-- start of The input --

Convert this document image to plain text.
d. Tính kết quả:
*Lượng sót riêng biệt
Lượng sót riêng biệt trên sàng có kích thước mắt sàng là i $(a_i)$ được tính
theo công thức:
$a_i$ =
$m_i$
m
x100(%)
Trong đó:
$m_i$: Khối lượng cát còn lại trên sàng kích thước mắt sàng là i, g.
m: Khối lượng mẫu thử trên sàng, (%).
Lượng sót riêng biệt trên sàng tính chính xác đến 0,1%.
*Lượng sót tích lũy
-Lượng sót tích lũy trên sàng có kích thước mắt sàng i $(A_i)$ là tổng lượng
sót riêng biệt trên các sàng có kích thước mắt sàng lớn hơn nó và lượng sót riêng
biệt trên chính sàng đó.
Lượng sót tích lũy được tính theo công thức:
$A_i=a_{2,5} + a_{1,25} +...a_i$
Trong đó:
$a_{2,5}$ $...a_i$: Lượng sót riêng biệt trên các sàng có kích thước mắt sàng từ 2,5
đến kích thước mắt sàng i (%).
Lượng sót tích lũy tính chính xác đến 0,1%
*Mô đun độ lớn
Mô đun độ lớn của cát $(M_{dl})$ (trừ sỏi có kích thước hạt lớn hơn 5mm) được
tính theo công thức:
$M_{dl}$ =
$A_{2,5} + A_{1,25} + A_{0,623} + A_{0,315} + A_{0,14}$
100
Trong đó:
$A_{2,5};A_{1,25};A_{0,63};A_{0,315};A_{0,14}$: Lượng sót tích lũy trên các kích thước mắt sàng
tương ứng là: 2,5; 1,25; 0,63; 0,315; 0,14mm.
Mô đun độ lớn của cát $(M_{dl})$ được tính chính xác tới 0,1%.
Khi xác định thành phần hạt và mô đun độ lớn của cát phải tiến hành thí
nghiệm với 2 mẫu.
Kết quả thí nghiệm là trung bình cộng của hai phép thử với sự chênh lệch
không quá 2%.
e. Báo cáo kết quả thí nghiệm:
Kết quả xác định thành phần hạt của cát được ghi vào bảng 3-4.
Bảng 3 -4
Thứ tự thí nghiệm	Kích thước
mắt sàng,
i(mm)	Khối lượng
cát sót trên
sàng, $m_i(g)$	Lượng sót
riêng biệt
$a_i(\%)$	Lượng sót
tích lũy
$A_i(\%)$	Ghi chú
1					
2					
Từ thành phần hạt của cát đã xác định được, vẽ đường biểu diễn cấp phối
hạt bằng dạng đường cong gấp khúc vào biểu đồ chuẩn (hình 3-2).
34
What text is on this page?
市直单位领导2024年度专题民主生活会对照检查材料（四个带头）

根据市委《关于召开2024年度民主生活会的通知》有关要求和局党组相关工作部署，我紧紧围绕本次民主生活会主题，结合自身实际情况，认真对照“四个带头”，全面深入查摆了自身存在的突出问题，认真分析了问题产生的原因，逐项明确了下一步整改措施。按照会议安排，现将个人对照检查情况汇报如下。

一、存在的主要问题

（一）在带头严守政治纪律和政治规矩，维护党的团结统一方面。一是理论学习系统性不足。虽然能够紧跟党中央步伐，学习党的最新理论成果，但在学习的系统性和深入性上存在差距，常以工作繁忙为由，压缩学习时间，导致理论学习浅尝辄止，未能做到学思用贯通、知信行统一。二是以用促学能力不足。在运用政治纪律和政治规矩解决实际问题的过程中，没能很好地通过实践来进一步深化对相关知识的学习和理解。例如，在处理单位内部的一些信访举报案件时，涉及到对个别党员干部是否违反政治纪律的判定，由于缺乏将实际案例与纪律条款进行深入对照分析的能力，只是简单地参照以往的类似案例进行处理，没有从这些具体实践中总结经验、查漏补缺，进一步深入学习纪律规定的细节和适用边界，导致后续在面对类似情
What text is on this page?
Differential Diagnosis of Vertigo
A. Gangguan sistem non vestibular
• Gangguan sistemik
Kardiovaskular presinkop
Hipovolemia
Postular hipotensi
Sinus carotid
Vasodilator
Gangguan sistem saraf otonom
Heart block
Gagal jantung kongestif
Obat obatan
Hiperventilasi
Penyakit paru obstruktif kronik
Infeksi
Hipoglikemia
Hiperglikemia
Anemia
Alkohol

-- end of The input --

Retype every record above exactly as written.

(Completed task)
Convert this document image to plain text.
d. Tính kết quả:
*Lượng sót riêng biệt
Lượng sót riêng biệt trên sàng có kích thước mắt sàng là i $(a_i)$ được tính
theo công thức:
$a_i$ =
$m_i$
m
x100(%)
Trong đó:
$m_i$: Khối lượng cát còn lại trên sàng kích thước mắt sàng là i, g.
m: Khối lượng mẫu thử trên sàng, (%).
Lượng sót riêng biệt trên sàng tính chính xác đến 0,1%.
*Lượng sót tích lũy
-Lượng sót tích lũy trên sàng có kích thước mắt sàng i $(A_i)$ là tổng lượng
sót riêng biệt trên các sàng có kích thước mắt sàng lớn hơn nó và lượng sót riêng
biệt trên chính sàng đó.
Lượng sót tích lũy được tính theo công thức:
$A_i=a_{2,5} + a_{1,25} +...a_i$
Trong đó:
$a_{2,5}$ $...a_i$: Lượng sót riêng biệt trên các sàng có kích thước mắt sàng từ 2,5
đến kích thước mắt sàng i (%).
Lượng sót tích lũy tính chính xác đến 0,1%
*Mô đun độ lớn
Mô đun độ lớn của cát $(M_{dl})$ (trừ sỏi có kích thước hạt lớn hơn 5mm) được
tính theo công thức:
$M_{dl}$ =
$A_{2,5} + A_{1,25} + A_{0,623} + A_{0,315} + A_{0,14}$
100
Trong đó:
$A_{2,5};A_{1,25};A_{0,63};A_{0,315};A_{0,14}$: Lượng sót tích lũy trên các kích thước mắt sàng
tương ứng là: 2,5; 1,25; 0,63; 0,315; 0,14mm.
Mô đun độ lớn của cát $(M_{dl})$ được tính chính xác tới 0,1%.
Khi xác định thành phần hạt và mô đun độ lớn của cát phải tiến hành thí
nghiệm với 2 mẫu.
Kết quả thí nghiệm là trung bình cộng của hai phép thử với sự chênh lệch
không quá 2%.
e. Báo cáo kết quả thí nghiệm:
Kết quả xác định thành phần hạt của cát được ghi vào bảng 3-4.
Bảng 3 -4
Thứ tự thí nghiệm	Kích thước
mắt sàng,
i(mm)	Khối lượng
cát sót trên
sàng, $m_i(g)$	Lượng sót
riêng biệt
$a_i(\%)$	Lượng sót
tích lũy
$A_i(\%)$	Ghi chú
1					
2					
Từ thành phần hạt của cát đã xác định được, vẽ đường biểu diễn cấp phối
hạt bằng dạng đường cong gấp khúc vào biểu đồ chuẩn (hình 3-2).
34
What text is on this page?
市直单位领导2024年度专题民主生活会对照检查材料（四个带头）

根据市委《关于召开2024年度民主生活会的通知》有关要求和局党组相关工作部署，我紧紧围绕本次民主生活会主题，结合自身实际情况，认真对照“四个带头”，全面深入查摆了自身存在的突出问题，认真分析了问题产生的原因，逐项明确了下一步整改措施。按照会议安排，现将个人对照检查情况汇报如下。

一、存在的主要问题

（一）在带头严守政治纪律和政治规矩，维护党的团结统一方面。一是理论学习系统性不足。虽然能够紧跟党中央步伐，学习党的最新理论成果，但在学习的系统性和深入性上存在差距，常以工作繁忙为由，压缩学习时间，导致理论学习浅尝辄止，未能做到学思用贯通、知信行统一。二是以用促学能力不足。在运用政治纪律和政治规矩解决实际问题的过程中，没能很好地通过实践来进一步深化对相关知识的学习和理解。例如，在处理单位内部的一些信访举报案件时，涉及到对个别党员干部是否违反政治纪律的判定，由于缺乏将实际案例与纪律条款进行深入对照分析的能力，只是简单地参照以往的类似案例进行处理，没有从这些具体实践中总结经验、查漏补缺，进一步深入学习纪律规定的细节和适用边界，导致后续在面对类似情
What text is on this page?
Differential Diagnosis of Vertigo
A. Gangguan sistem non vestibular
• Gangguan sistemik
Kardiovaskular presinkop
Hipovolemia
Postular hipotensi
Sinus carotid
Vasodilator
Gangguan sistem saraf otonom
Heart block
Gagal jantung kongestif
Obat obatan
Hiperventilasi
Penyakit paru obstruktif kronik
Infeksi
Hipoglikemia
Hiperglikemia
Anemia
Alkohol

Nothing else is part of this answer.